» DO THIS:
Read the lines below. Copy out any that hold the string "коменданта".

··········

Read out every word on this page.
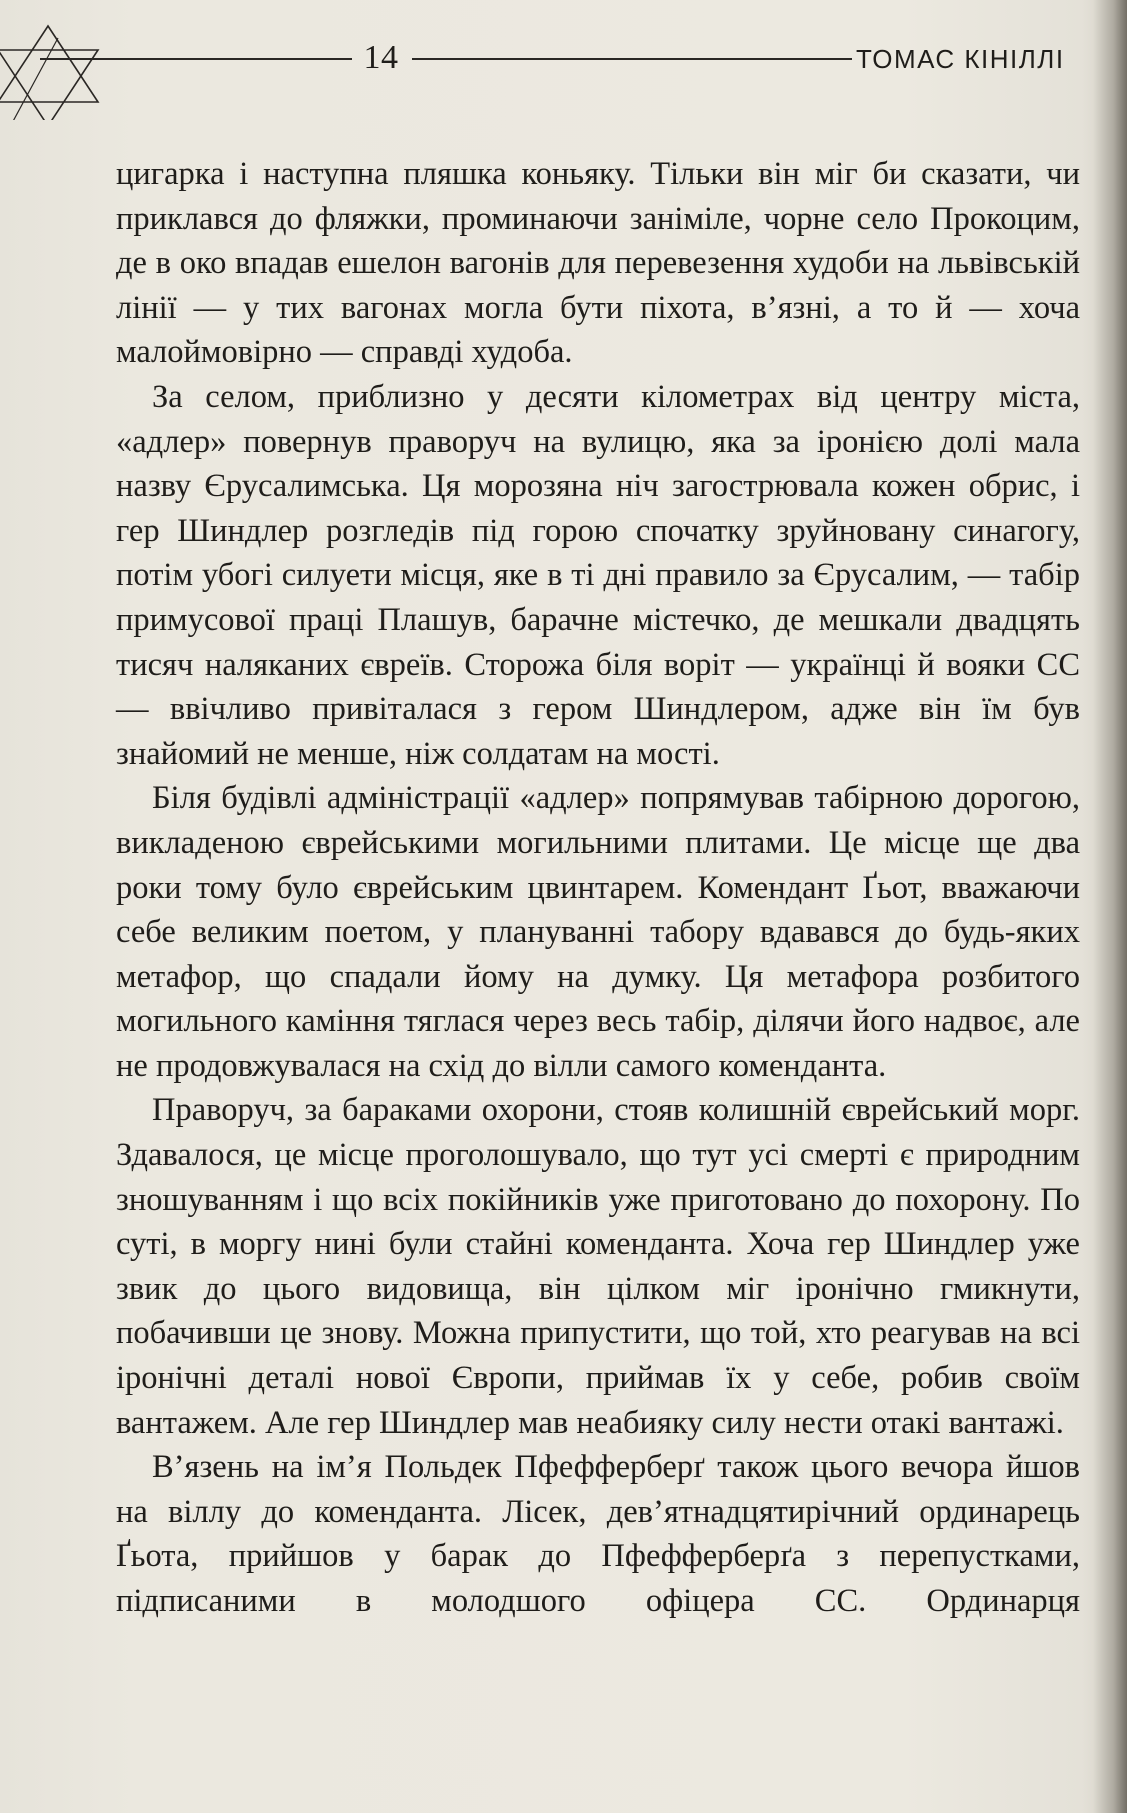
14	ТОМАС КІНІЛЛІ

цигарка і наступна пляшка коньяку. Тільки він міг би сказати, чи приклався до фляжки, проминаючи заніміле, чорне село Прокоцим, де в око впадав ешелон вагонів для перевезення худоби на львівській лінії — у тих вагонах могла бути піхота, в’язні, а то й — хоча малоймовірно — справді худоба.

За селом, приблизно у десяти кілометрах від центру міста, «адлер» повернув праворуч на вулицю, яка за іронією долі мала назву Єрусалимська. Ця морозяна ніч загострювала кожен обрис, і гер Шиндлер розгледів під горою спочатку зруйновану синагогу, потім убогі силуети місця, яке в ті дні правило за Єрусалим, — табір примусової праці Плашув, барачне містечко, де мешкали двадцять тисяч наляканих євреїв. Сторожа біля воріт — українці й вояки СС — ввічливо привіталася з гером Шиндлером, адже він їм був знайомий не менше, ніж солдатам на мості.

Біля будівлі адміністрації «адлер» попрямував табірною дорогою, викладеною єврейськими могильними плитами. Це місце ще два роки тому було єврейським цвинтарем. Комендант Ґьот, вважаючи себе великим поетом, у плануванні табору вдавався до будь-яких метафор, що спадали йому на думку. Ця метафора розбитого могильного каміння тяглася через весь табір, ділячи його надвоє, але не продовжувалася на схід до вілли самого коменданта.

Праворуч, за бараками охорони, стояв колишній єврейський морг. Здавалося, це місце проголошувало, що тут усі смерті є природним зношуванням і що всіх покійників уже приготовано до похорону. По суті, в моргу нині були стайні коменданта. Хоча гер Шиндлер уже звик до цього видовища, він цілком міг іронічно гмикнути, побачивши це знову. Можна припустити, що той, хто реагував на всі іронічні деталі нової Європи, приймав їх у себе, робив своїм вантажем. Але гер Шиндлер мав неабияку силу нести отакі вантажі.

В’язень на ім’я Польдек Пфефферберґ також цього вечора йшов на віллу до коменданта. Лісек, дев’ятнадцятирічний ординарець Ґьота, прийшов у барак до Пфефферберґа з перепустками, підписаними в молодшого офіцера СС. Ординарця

··········

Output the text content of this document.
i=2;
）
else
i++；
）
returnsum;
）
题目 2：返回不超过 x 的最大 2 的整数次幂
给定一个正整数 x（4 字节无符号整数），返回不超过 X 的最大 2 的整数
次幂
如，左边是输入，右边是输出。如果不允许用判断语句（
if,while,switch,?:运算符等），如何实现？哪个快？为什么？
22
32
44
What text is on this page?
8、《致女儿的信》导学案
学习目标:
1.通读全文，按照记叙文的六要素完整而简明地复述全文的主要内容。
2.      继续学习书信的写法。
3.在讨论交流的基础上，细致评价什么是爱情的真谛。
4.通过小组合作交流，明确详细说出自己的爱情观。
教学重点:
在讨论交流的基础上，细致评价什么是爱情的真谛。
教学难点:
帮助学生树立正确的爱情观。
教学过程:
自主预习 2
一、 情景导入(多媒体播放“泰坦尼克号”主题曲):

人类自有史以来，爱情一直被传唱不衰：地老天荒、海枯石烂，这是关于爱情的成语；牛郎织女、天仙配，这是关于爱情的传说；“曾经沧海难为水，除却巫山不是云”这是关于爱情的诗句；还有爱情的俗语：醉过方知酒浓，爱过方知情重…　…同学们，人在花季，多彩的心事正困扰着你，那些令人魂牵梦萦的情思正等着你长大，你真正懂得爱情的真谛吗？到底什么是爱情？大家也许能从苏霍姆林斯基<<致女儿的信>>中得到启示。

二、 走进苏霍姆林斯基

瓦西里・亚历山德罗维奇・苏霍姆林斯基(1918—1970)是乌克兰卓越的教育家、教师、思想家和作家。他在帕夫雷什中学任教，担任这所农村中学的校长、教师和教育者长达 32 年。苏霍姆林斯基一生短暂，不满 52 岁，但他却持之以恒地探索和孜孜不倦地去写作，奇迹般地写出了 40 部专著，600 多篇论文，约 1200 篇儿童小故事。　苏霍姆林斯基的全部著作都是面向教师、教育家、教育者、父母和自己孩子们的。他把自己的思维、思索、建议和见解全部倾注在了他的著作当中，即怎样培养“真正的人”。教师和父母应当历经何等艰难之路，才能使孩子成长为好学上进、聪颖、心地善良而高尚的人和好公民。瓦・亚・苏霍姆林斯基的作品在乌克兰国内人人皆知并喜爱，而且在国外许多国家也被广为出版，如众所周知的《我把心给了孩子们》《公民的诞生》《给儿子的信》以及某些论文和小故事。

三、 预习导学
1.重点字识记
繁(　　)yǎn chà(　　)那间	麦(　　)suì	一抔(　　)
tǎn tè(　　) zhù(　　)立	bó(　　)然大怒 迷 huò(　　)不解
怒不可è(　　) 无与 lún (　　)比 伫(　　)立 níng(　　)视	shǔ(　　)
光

··········

» CORRECT RESPONSE:
Біля будівлі адміністрації «адлер» попрямував табірною дорогою, викладеною єврейськими могильними плитами. Це місце ще два роки тому було єврейським цвинтарем. Комендант Ґьот, вважаючи себе великим поетом, у плануванні табору вдавався до будь-яких метафор, що спадали йому на думку. Ця метафора розбитого могильного каміння тяглася через весь табір, ділячи його надвоє, але не продовжувалася на схід до вілли самого коменданта.
Праворуч, за бараками охорони, стояв колишній єврейський морг. Здавалося, це місце проголошувало, що тут усі смерті є природним зношуванням і що всіх покійників уже приготовано до похорону. По суті, в моргу нині були стайні коменданта. Хоча гер Шиндлер уже звик до цього видовища, він цілком міг іронічно гмикнути, побачивши це знову. Можна припустити, що той, хто реагував на всі іронічні деталі нової Європи, приймав їх у себе, робив своїм вантажем. Але гер Шиндлер мав неабияку силу нести отакі вантажі.
В’язень на ім’я Польдек Пфефферберґ також цього вечора йшов на віллу до коменданта. Лісек, дев’ятнадцятирічний ординарець Ґьота, прийшов у барак до Пфефферберґа з перепустками, підписаними в молодшого офіцера СС. Ординарця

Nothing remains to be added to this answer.